- Given information
━━━━━━━━━━━━━━━━━━━━━━━━━━━━━━

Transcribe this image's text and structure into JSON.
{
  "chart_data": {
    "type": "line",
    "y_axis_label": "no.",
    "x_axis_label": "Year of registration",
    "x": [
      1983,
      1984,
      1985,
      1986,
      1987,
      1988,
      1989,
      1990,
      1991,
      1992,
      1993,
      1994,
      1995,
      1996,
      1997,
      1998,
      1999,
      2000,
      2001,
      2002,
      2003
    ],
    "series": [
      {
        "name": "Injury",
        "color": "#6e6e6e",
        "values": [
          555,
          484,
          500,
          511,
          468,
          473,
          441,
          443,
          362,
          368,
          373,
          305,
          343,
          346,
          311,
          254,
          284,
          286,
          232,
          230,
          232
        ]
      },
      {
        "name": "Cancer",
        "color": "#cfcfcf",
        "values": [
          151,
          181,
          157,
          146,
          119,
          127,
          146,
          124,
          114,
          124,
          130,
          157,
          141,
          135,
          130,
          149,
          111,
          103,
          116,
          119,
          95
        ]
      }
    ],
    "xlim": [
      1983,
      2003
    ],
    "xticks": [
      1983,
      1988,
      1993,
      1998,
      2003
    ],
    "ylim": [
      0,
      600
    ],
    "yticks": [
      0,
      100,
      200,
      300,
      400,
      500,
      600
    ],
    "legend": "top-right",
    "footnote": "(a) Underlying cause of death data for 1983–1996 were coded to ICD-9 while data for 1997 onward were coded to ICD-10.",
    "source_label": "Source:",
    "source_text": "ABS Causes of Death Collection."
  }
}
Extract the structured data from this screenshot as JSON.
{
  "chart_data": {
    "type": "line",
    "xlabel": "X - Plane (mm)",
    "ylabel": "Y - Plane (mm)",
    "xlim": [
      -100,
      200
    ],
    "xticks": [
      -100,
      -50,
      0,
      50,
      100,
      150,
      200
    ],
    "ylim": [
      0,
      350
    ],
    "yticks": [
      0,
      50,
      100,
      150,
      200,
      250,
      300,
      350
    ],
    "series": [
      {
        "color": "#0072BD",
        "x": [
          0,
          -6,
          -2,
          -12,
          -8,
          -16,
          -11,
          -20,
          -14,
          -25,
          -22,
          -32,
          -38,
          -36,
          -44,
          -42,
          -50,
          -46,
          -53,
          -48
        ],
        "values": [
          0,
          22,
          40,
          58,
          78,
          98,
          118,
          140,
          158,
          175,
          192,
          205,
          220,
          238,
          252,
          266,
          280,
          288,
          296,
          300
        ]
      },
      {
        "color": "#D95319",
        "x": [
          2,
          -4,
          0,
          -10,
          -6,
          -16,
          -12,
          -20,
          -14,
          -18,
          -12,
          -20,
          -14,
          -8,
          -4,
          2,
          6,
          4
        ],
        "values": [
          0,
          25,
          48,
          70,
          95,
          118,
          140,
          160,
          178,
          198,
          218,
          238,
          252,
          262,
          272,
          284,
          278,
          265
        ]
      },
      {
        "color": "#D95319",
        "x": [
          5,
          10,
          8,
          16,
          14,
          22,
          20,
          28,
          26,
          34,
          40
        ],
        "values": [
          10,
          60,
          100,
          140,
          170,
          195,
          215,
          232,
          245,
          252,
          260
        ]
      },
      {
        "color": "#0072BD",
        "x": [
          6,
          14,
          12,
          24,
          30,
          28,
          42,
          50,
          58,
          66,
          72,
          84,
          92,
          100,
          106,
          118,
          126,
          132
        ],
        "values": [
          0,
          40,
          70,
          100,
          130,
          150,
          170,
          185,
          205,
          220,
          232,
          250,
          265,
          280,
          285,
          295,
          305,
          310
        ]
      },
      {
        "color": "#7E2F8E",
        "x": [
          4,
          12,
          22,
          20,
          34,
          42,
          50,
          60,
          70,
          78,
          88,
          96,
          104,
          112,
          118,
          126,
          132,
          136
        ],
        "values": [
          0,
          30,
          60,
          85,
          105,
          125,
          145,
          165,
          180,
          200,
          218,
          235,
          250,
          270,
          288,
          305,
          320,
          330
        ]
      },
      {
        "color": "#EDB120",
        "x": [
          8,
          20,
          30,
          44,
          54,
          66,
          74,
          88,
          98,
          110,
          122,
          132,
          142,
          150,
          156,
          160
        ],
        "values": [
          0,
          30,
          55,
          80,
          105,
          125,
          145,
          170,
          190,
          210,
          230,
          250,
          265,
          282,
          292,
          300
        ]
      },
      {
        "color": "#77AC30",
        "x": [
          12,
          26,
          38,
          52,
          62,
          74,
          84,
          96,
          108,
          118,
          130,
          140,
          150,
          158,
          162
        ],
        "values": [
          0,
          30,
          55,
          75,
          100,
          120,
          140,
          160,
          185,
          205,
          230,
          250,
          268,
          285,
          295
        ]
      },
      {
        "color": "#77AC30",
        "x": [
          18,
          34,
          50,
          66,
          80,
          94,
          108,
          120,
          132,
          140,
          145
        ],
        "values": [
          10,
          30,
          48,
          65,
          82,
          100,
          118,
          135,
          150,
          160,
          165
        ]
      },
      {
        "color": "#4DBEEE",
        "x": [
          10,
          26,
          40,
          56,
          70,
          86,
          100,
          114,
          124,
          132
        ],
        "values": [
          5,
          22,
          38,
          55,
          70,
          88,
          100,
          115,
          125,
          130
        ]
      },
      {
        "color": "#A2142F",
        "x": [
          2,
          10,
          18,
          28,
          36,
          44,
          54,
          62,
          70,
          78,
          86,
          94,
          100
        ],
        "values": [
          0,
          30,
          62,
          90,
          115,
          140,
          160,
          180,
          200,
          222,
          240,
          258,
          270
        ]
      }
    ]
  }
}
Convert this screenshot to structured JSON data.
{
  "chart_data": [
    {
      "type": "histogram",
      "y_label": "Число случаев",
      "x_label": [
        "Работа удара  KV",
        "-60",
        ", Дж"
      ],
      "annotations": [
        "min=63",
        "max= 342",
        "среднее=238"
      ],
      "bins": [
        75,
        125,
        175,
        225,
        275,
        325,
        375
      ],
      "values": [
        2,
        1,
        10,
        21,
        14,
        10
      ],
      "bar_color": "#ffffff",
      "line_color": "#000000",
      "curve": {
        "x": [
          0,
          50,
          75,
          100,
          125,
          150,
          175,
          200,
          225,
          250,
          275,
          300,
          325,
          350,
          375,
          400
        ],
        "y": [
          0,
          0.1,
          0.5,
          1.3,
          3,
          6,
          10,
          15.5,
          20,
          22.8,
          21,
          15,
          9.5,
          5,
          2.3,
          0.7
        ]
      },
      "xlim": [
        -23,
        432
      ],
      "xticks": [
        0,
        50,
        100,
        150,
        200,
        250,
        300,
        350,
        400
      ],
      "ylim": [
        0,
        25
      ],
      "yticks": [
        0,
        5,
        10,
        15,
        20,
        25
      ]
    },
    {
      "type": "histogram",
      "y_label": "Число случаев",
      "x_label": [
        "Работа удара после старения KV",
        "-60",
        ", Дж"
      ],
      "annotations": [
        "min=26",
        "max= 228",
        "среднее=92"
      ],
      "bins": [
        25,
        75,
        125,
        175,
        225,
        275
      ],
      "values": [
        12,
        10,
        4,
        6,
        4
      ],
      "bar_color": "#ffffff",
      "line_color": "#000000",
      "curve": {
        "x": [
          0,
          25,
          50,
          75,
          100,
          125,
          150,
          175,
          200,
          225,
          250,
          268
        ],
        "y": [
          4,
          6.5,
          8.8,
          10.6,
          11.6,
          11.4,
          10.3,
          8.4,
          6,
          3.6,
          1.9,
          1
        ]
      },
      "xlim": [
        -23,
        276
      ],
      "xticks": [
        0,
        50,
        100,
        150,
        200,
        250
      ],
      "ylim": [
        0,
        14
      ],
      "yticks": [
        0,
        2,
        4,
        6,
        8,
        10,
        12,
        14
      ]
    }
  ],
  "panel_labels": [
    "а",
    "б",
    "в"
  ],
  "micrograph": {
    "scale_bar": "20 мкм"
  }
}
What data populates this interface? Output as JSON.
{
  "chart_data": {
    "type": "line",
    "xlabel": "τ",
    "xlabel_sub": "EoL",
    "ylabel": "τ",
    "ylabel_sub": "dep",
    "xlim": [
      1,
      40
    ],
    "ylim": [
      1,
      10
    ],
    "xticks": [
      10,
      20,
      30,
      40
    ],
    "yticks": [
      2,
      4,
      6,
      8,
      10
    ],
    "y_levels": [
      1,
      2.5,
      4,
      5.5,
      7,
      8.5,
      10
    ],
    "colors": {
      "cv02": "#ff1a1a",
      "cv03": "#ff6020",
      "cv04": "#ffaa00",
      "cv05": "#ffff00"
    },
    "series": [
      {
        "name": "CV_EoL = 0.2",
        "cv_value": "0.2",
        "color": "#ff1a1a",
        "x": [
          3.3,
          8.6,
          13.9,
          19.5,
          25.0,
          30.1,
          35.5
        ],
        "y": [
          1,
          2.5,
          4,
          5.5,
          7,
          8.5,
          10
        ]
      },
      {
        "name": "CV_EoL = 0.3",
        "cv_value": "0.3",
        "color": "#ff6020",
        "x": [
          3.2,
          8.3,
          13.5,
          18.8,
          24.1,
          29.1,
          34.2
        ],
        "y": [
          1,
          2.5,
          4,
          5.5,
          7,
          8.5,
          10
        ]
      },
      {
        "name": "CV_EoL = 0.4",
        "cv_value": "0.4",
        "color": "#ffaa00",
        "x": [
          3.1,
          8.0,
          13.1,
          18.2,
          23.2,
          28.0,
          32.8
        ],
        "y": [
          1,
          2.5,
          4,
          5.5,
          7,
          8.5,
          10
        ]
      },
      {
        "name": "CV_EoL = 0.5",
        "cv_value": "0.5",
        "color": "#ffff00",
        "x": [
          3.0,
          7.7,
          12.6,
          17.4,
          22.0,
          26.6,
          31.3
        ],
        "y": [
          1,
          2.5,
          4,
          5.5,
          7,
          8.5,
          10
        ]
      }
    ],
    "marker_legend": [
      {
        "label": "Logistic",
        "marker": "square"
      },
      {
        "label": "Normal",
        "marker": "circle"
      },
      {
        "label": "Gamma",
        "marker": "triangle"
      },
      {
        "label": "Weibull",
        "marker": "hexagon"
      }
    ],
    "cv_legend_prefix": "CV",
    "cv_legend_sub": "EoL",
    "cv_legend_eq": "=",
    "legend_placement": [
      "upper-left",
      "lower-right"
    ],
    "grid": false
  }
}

━━━━━━━━━━━━━━━━━━━━━━━━━━━━━━

- Goal of the exercise
Copy out each line of the listing that holds "name".

- Result of the task
        "name": "Injury",
        "name": "Cancer",
        "name": "CV_EoL = 0.2",
        "name": "CV_EoL = 0.3",
        "name": "CV_EoL = 0.4",
        "name": "CV_EoL = 0.5",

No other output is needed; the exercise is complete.